Samstag, 26. Mai 2012

Das Seelen-Flügel-Loch von Semai


Ich nenne sie Semai. Und sie hat ein Loch in ihrer Seele. Dieses Loch, diese leere Stelle, diese Aussparung, ja diese Umhüllung von einem Nichts hat sie bei ihrer Geburt schon mit ins Leben gebracht. Sie kennt es gar nicht anders, als mit diesem Loch in einem ihrer Seelenflügel zu leben. Es muss von einer Verletzung herrühren die weit zurückliegt und sich immateriell materialisiert hat.

Dieses Loch ist da. Es bleibt, es ist beständig. Und sie trägt es von Tag zu Tag durch ihr Leben. Es gehört zu ihr, ja manchmal macht es sie aus, dann ist sie nur Seelen-Flügel-Loch. Lange dachte sie, dass jeder so ein Loch hätte, dass es normal sei, dass Löcher in Seelenflügeln dazugehören... Aber im Laufe der Jahre hat sie verstanden, dass das nicht so ist. Es gibt Menschen, die glatte, geschlossene Seelenflügel haben, deren Federn fest und leicht miteinander harmonieren und durch ihr Gewebe Schutz gebieten.

Es gibt Tage, an denen das Loch in Semais Seelenflügeln klar umrissene Ränder hat, die fest vernarbt sind und einen widerstandsfähigen Saum bilden. Dann kann sie das Loch als Freiraum, als Fernrohr nutzen. Sie kann direkt aus ihrem Innern nach draußen schauen – in die Welt, in der die Sonne auf- und untergeht und auf und in Menschen, denen sie nahesteht. Ihr Blick ist weit und klar, sie hat eine lichtdurchflutete Sicht auf sich, auf andere, auf anderes.

Und es gibt Tage, an denen diese Umrandung blutet, ausfranst, schmerzt. Dann ist das Loch eine Wunde, die um Heilung bittet. Semai ist an dieser Stelle nicht nur verletzt, sondern auch verletzbar und wenn es schlimm kommt, dann kann sie gerade durch dieses Loch Gift und Galle spucken, unmittelbar aus ihrem Innern – aus Verzweiflung, Wut oder Ohnmacht, sie verletzt dann mit ihrer eigenen Verletzung.

Ein besonders häufiger Gast ist in schwierigen Zeiten die Verlorenheit, die durch dieses Loch in Semais Seele ungehindert ein- und ausgeht. Luftzüge von Verlorenheit, Belanglosigkeit und Irrelevanz durchströmen sie dann, dringen in jede Ecke, lassen nichts wie es war – wirbeln Beständigkeiten und Verlässlichkeiten auf, durchfluten Schutzräume und zischeln ununterbrochen etwas von Getrenntheit, Abgeschlossenheit und Einsamkeit im großen Ozean des Seins.

DATENZEILEN
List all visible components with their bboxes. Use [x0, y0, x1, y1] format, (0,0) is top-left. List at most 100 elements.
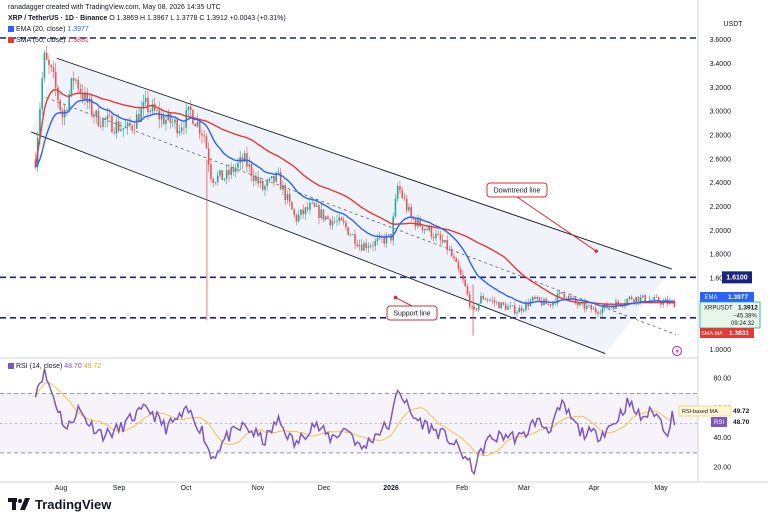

ARBEITSANWEISUNGEN
1. Seit wann trägt Semai laut dem Text über Semai das Loch in ihrer Seele?
2. Erkläre anhand des Textes über Semai, wann sie das Loch als Freiraum und Fernrohr nutzen kann.
3. Führe den Text über Semai im gleichen Ton weiter, beginnend nach seinem letzten Satz.
Das Material wird für die Bearbeitung nicht gebraucht.

LÖSUNGEN
1. Sie hat es schon bei ihrer Geburt mit ins Leben gebracht.

2. Das gelingt ihr an Tagen, an denen das Loch klar umrissene Ränder hat, die fest vernarbt sind und einen widerstandsfähigen Saum bilden. Dann kann sie direkt aus ihrem Innern nach draußen schauen und hat einen weiten, klaren Blick auf sich, auf andere und auf anderes.

3.
Und dann fällt sie aus ihrem eigenen Loch und reißt ihre treuesten Gefährten mit sich, die gar nicht wissen, wie ihnen geschieht. Der Duft von blühenden Pfingstrosen erreicht ihr Herz dann nicht.

Und dann sucht sie nach sich selbst. Aber sie kommt aus dem offenen Loch, das zu einem Gefängnis geworden ist, nicht mehr heraus. Gitterstäbe legen sich vor die Offenheit, schwere, aus Stahl geschmiedete, deren Schloss sich nur von innen öffnen lässt. Der Schlüssel zu diesem offenen und gleichzeitig hart verschlossenen Tor liegt aber in der Welt, er ist bei einem Windhauch aus ihrer Seele gefallen… Semai ruft dann, mit ihrer klingenden Stimme, ganz aus der Ferne. Und manchmal hört sie jemand, und manchmal reicht ihr eine warme Hand einen Schlüssel zu sich selbst…

Und wenn sie sich wiedergefunden hat, im Klang der Zeit, wenn das Loch in ihrem Seelen-Flügel wieder bewohnt und von Innerlichkeit beseelt ist, kann sie die Musik des Universums hören. Die Klänge, die der Himmel den Menschen mit einem sanften Lufthauch schickt, damit sie auf ihren Wegen nicht aufgeben. Die Klänge, die klopfende Herzen verströmen und die man nur hören kann, wenn es ein Loch in der Seele gibt. Semai ist den Menschen nah und spürt die feinen Vibrationen des Lebens.

In solchen Momenten kann sie berühren und sich berühren lassen. Innerlich, tief – ohne Scham und doppelten Boden. Denn innen ist außen, hell ist dunkel und die Nähe eröffnet Räume der Begegnung. Nähe und Ferne lösen sich auf, Vertrautheit und Distanz verschmelzen miteinander. Der Innenraum des Loches wird zum Außenraum und zeigt die Verwandlung von Blut- in Goldspuren auf dem Weg aus der Vergangenheit in die Zukunft.

Semai lebt mit ihrem Loch in der Seele. Manchmal reichen die beiden einander ihre Hände und sie tanzen, sanft und harmonisch – und manchmal ringen sie miteinander, hart und eckig. Gerade ein Loch kann keinen Schutz bieten, sondern sich nur nehmen lassen, wie es ist. Das Loch ist treu, beständig, verlässlich und hat eine offene Tür. Immer dann, wenn die Wunde zum offenen Einladungsraum wird, in dem sich die Mysterien des Lebens ertragen lassen.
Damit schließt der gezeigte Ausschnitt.